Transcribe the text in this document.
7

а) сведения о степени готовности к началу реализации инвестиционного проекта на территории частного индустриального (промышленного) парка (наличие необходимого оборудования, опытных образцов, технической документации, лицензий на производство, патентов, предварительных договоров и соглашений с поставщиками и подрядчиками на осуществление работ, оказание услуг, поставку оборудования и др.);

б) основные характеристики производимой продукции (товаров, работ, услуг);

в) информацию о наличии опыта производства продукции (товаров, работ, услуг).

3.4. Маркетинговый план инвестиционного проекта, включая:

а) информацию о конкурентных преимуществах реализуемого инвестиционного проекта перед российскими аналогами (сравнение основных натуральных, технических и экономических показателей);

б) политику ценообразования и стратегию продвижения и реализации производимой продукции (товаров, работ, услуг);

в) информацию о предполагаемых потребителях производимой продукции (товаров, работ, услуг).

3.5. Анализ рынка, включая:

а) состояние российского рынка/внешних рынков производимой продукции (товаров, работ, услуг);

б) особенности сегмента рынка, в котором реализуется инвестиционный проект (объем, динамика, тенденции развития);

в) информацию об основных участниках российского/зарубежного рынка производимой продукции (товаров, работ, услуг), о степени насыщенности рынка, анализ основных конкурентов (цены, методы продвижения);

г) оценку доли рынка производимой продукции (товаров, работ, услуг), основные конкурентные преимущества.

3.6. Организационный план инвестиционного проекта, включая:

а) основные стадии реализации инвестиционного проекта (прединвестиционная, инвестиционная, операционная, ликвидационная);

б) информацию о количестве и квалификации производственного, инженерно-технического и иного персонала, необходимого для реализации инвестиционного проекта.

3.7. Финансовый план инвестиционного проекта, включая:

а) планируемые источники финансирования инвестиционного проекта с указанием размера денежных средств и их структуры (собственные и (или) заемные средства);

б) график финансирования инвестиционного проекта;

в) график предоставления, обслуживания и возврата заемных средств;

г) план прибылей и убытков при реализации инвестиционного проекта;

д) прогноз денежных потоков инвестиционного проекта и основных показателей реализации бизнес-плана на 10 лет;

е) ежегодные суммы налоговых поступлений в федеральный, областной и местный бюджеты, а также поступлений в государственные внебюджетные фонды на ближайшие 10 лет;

===============

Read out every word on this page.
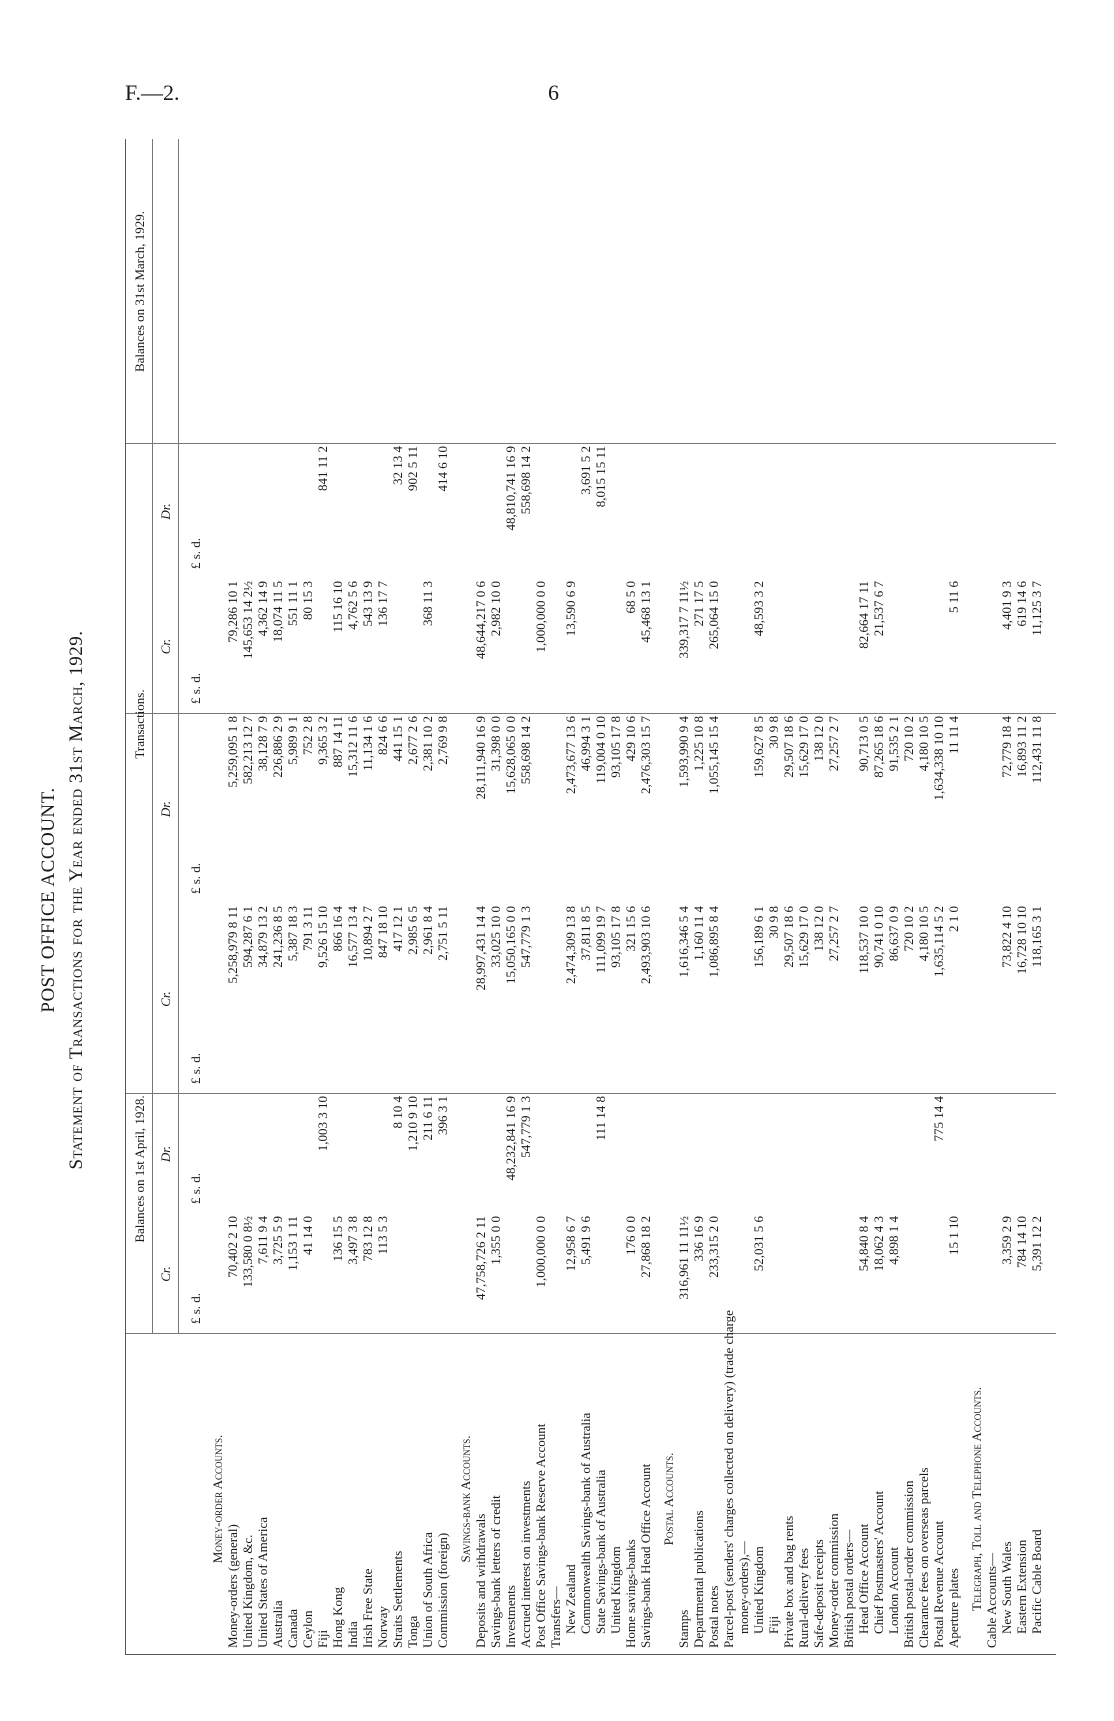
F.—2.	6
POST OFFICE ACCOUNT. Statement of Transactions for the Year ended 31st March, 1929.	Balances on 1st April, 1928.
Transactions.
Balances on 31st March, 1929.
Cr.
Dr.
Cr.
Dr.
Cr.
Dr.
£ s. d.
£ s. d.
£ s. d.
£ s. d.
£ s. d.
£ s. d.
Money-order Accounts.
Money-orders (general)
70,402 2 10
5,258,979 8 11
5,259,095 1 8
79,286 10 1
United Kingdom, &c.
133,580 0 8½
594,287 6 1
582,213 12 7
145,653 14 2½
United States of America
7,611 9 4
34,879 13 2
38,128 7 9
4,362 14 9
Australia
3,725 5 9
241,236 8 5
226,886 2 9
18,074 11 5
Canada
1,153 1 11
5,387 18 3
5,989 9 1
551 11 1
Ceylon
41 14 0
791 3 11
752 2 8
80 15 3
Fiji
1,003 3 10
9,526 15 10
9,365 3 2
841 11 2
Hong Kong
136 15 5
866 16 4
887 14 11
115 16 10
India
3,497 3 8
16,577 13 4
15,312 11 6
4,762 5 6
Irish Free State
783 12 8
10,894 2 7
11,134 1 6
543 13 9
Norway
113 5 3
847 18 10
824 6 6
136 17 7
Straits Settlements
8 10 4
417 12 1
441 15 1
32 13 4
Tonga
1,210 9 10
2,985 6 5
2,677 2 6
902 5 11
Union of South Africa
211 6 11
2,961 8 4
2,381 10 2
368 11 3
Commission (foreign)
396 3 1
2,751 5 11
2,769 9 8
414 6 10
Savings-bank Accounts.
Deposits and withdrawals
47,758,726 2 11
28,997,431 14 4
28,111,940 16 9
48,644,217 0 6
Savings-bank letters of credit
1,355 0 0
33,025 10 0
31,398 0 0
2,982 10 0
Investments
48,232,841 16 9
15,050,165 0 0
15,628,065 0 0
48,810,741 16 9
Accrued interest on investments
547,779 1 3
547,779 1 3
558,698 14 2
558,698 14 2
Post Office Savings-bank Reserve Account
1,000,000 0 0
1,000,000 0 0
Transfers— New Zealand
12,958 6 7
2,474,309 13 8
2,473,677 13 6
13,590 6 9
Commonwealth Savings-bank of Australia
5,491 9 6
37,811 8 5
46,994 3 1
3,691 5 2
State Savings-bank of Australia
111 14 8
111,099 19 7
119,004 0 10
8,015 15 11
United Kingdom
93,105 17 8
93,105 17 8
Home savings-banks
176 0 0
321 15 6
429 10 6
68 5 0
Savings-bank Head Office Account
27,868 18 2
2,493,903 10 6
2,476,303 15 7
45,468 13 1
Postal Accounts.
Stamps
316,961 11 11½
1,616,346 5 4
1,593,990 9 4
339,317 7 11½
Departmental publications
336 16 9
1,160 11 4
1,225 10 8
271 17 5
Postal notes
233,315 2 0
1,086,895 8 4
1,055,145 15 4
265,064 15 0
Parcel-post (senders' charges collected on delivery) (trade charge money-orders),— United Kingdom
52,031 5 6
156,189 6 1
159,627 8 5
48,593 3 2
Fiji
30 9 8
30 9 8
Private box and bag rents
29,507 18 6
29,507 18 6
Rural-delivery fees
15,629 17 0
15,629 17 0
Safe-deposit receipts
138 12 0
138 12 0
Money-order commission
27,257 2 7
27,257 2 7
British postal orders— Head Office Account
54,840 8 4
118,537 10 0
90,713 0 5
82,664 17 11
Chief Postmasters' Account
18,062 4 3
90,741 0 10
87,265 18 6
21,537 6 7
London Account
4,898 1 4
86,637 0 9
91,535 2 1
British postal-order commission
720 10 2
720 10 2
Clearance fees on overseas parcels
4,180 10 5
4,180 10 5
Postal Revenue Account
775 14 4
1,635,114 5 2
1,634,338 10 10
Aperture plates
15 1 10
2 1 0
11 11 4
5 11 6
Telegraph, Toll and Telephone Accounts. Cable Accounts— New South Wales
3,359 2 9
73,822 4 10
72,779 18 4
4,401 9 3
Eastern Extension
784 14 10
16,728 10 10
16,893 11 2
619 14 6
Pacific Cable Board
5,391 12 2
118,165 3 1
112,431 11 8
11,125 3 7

===============

Problem details: Look through the lines above and collect those with the word "продвижения".

Expected output:
б) политику ценообразования и стратегию продвижения и реализации производимой продукции (товаров, работ, услуг);
в) информацию об основных участниках российского/зарубежного рынка производимой продукции (товаров, работ, услуг), о степени насыщенности рынка, анализ основных конкурентов (цены, методы продвижения);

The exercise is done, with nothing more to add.